------ GIVEN DATA ------

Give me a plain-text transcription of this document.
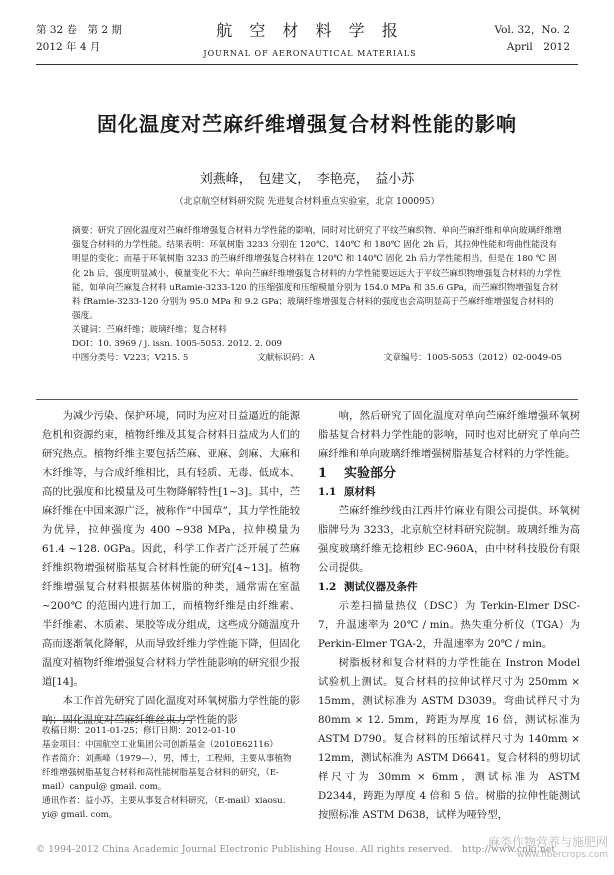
第 32 卷　第 2 期
2012 年 4 月
航 空 材 料 学 报
JOURNAL OF AERONAUTICAL MATERIALS
Vol. 32，No. 2
April　2012
固化温度对苎麻纤维增强复合材料性能的影响
刘燕峰，　包建文，　李艳亮，　益小苏
（北京航空材料研究院 先进复合材料重点实验室，北京 100095）
摘要：研究了固化温度对苎麻纤维增强复合材料力学性能的影响，同时对比研究了平纹苎麻织物、单向苎麻纤维和单向玻璃纤维增强复合材料的力学性能。结果表明：环氧树脂 3233 分别在 120℃、140℃ 和 180℃ 固化 2h 后，其拉伸性能和弯曲性能没有明显的变化；而基于环氧树脂 3233 的苎麻纤维增强复合材料在 120℃ 和 140℃ 固化 2h 后力学性能相当，但是在 180 ℃ 固化 2h 后，强度明显减小，模量变化不大；单向苎麻纤维增强复合材料的力学性能要远远大于平纹苎麻织物增强复合材料的力学性能，如单向苎麻复合材料 uRamie-3233-120 的压缩强度和压缩模量分别为 154.0 MPa 和 35.6 GPa，而苎麻织物增强复合材料 fRamie-3233-120 分别为 95.0 MPa 和 9.2 GPa；玻璃纤维增强复合材料的强度也会高明显高于苎麻纤维增强复合材料的强度。
关键词：苎麻纤维；玻璃纤维；复合材料
DOI：10. 3969 / j. issn. 1005-5053. 2012. 2. 009
中图分类号：V223；V215. 5	文献标识码：A	文章编号：1005-5053（2012）02-0049-05

为减少污染、保护环境，同时为应对日益逼近的能源危机和资源约束，植物纤维及其复合材料日益成为人们的研究热点。植物纤维主要包括苎麻、亚麻、剑麻、大麻和木纤维等，与合成纤维相比，具有轻质、无毒、低成本、高的比强度和比模量及可生物降解特性[1~3]。其中，苎麻纤维在中国来源广泛，被称作“中国草”，其力学性能较为优异，拉伸强度为 400 ~938 MPa，拉伸模量为 61.4 ~128. 0GPa。因此，科学工作者广泛开展了苎麻纤维织物增强树脂基复合材料性能的研究[4~13]。植物纤维增强复合材料根据基体树脂的种类，通常需在室温 ~200℃ 的范围内进行加工，而植物纤维是由纤维素、半纤维素、木质素、果胶等成分组成，这些成分随温度升高而逐渐氧化降解，从而导致纤维力学性能下降，但固化温度对植物纤维增强复合材料力学性能影响的研究很少报道[14]。

本工作首先研究了固化温度对环氧树脂力学性能的影响；固化温度对苎麻纤维丝束力学性能的影

收稿日期：2011-01-25；修订日期：2012-01-10

基金项目：中国航空工业集团公司创新基金（2010E62116）

作者简介：刘燕峰（1979—），男，博士，工程师，主要从事植物纤维增强树脂基复合材料和高性能树脂基复合材料的研究，（E-mail）canpul@ gmail. com。

通讯作者：益小苏，主要从事复合材料研究，（E-mail）xiaosu. yi@ gmail. com。

响，然后研究了固化温度对单向苎麻纤维增强环氧树脂基复合材料力学性能的影响，同时也对比研究了单向苎麻纤维和单向玻璃纤维增强树脂基复合材料的力学性能。

1 实验部分

1.1 原材料

苎麻纤维纱线由江西井竹麻业有限公司提供。环氧树脂牌号为 3233，北京航空材料研究院制。玻璃纤维为高强度玻璃纤维无捻粗纱 EC-960A，由中材科技股份有限公司提供。

1.2 测试仪器及条件

示差扫描量热仪（DSC）为 Terkin-Elmer DSC-7，升温速率为 20℃ / min。热失重分析仪（TGA）为 Perkin-Elmer TGA-2，升温速率为 20℃ / min。

树脂板材和复合材料的力学性能在 Instron Model 试验机上测试。复合材料的拉伸试样尺寸为 250mm × 15mm，测试标准为 ASTM D3039。弯曲试样尺寸为 80mm × 12. 5mm，跨距为厚度 16 倍，测试标准为 ASTM D790。复合材料的压缩试样尺寸为 140mm × 12mm，测试标准为 ASTM D6641。复合材料的剪切试样尺寸为 30mm × 6mm，测试标准为 ASTM D2344，跨距为厚度 4 倍和 5 倍。树脂的拉伸性能测试按照标准 ASTM D638，试样为哑铃型，

© 1994-2012 China Academic Journal Electronic Publishing House. All rights reserved.　http://www.cnki.net
麻类作物营养与施肥网
www.fibercrops.com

------

REQUIRED WORK
Go over the records above and tally each line that includes "mail". Give the total by itself.

WRITTEN SOLUTION
2